▶ [TASK DIRECTIONS] Look through the data below. Show each line where the string "content" occurs.

[Stored data]
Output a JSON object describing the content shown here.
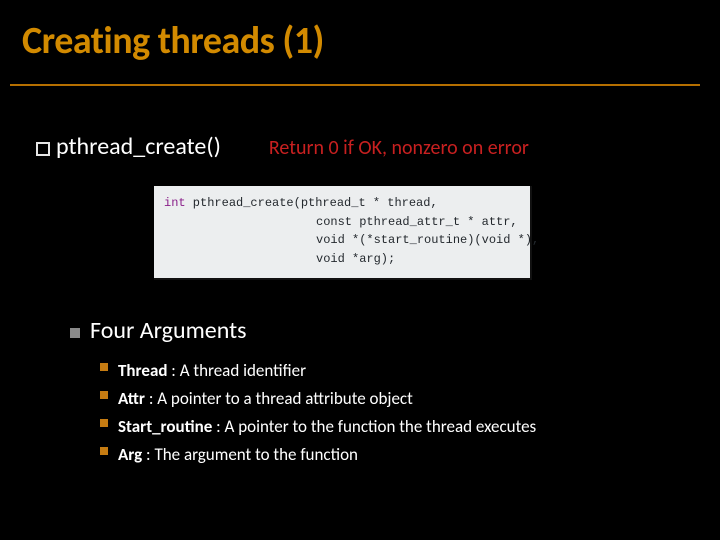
{
  "slide": {
    "title": "Creating threads (1)",
    "func": {
      "name": "pthread_create()",
      "return_note": "Return 0 if OK, nonzero on error"
    },
    "code": {
      "sig_open": "int pthread_create(pthread_t * thread,",
      "line2": "const pthread_attr_t * attr,",
      "line3": "void *(*start_routine)(void *),",
      "line4": "void *arg);"
    },
    "args_heading": "Four Arguments",
    "args": [
      {
        "name": "Thread",
        "desc": " : A thread identifier"
      },
      {
        "name": "Attr",
        "desc": " : A pointer to a thread attribute object"
      },
      {
        "name": "Start_routine",
        "desc": " : A pointer to the function the thread executes"
      },
      {
        "name": "Arg",
        "desc": " : The argument to the function"
      }
    ]
  }
}
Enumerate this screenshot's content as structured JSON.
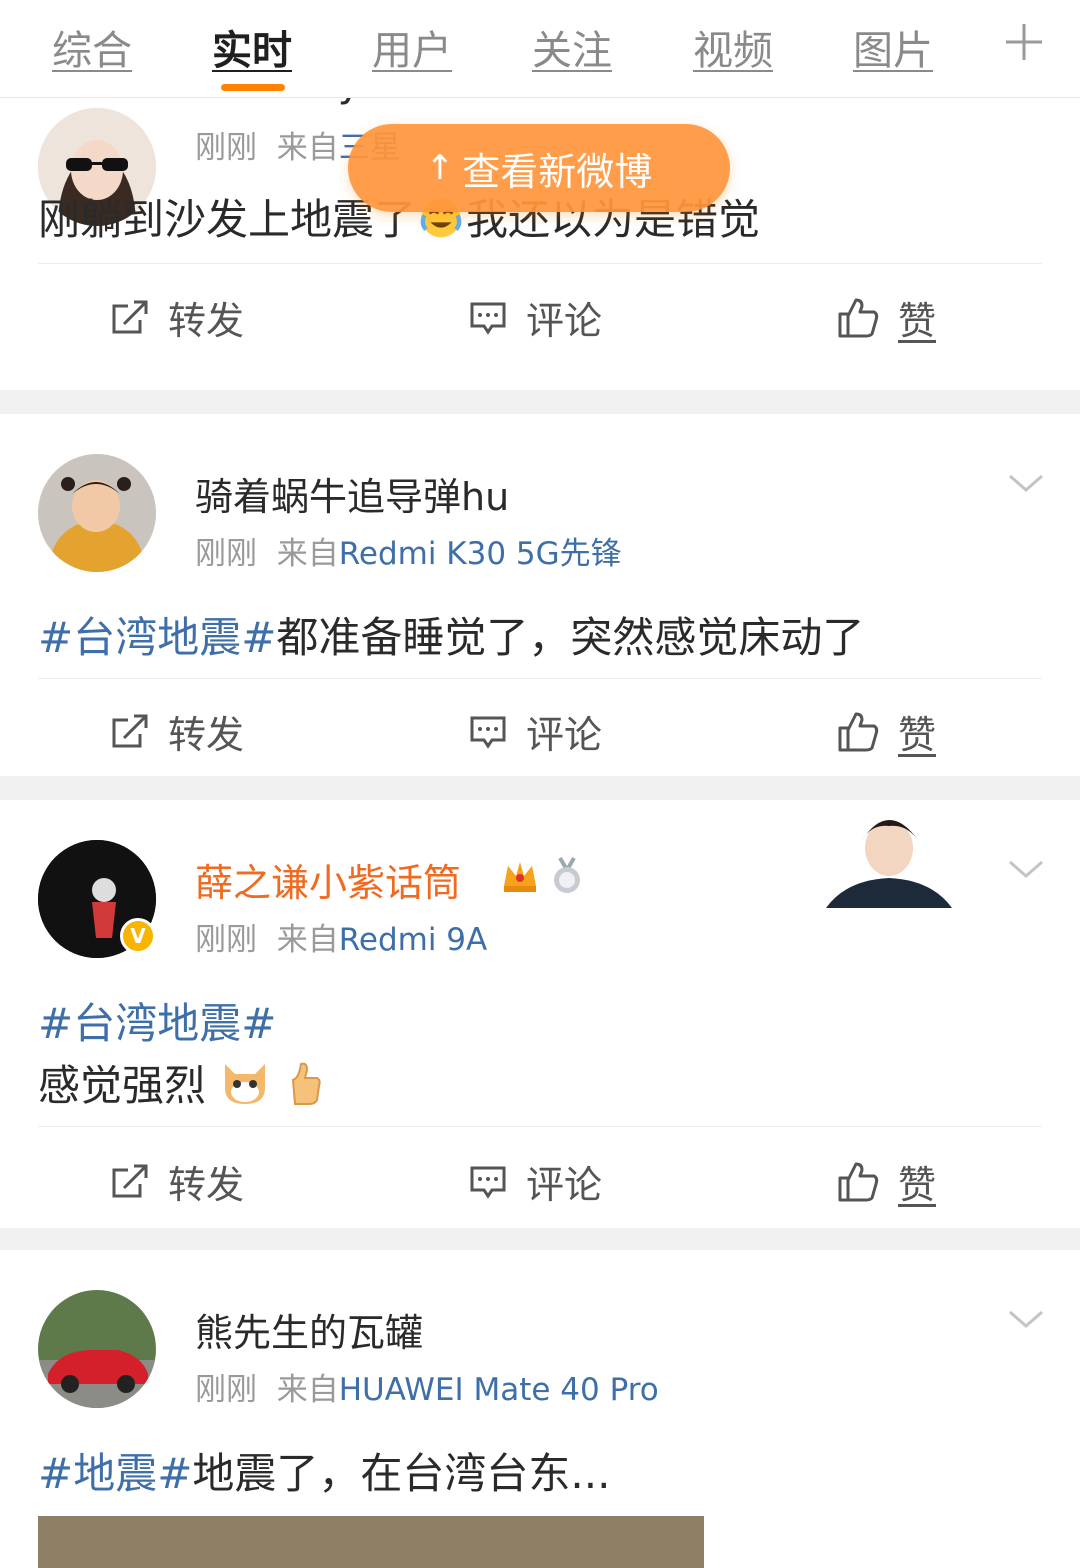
{
  "tabs": [
    "综合",
    "实时",
    "用户",
    "关注",
    "视频",
    "图片"
  ],
  "active_tab": "实时",
  "toast": {
    "arrow": "↑",
    "label": "查看新微博"
  },
  "actions": {
    "repost": "转发",
    "comment": "评论",
    "like": "赞"
  },
  "posts": [
    {
      "username": "LSY---lsy",
      "time": "刚刚",
      "from_prefix": "来自",
      "source": "三星",
      "text": "刚躺到沙发上地震了",
      "emoji": "cry-laugh-emoji",
      "text_after": "我还以为是错觉"
    },
    {
      "username": "骑着蜗牛追导弹hu",
      "time": "刚刚",
      "from_prefix": "来自",
      "source": "Redmi K30 5G先锋",
      "hashtag": "#台湾地震#",
      "text": "都准备睡觉了，突然感觉床动了"
    },
    {
      "username": "薛之谦小紫话筒",
      "time": "刚刚",
      "from_prefix": "来自",
      "source": "Redmi 9A",
      "verified": "V",
      "hashtag": "#台湾地震#",
      "text": "感觉强烈",
      "emoji": [
        "cat-emoji",
        "thumbs-up-emoji"
      ]
    },
    {
      "username": "熊先生的瓦罐",
      "time": "刚刚",
      "from_prefix": "来自",
      "source": "HUAWEI Mate 40 Pro",
      "hashtag": "#地震#",
      "text": "地震了，在台湾台东..."
    }
  ],
  "colors": {
    "accent": "#ff8200",
    "link": "#3e6fa8",
    "vip_name": "#f06a20"
  }
}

▶ [PROBLEM SOLUTION]
Output a JSON object describing the content shown here.
Enumerate this screenshot's content as structured JSON.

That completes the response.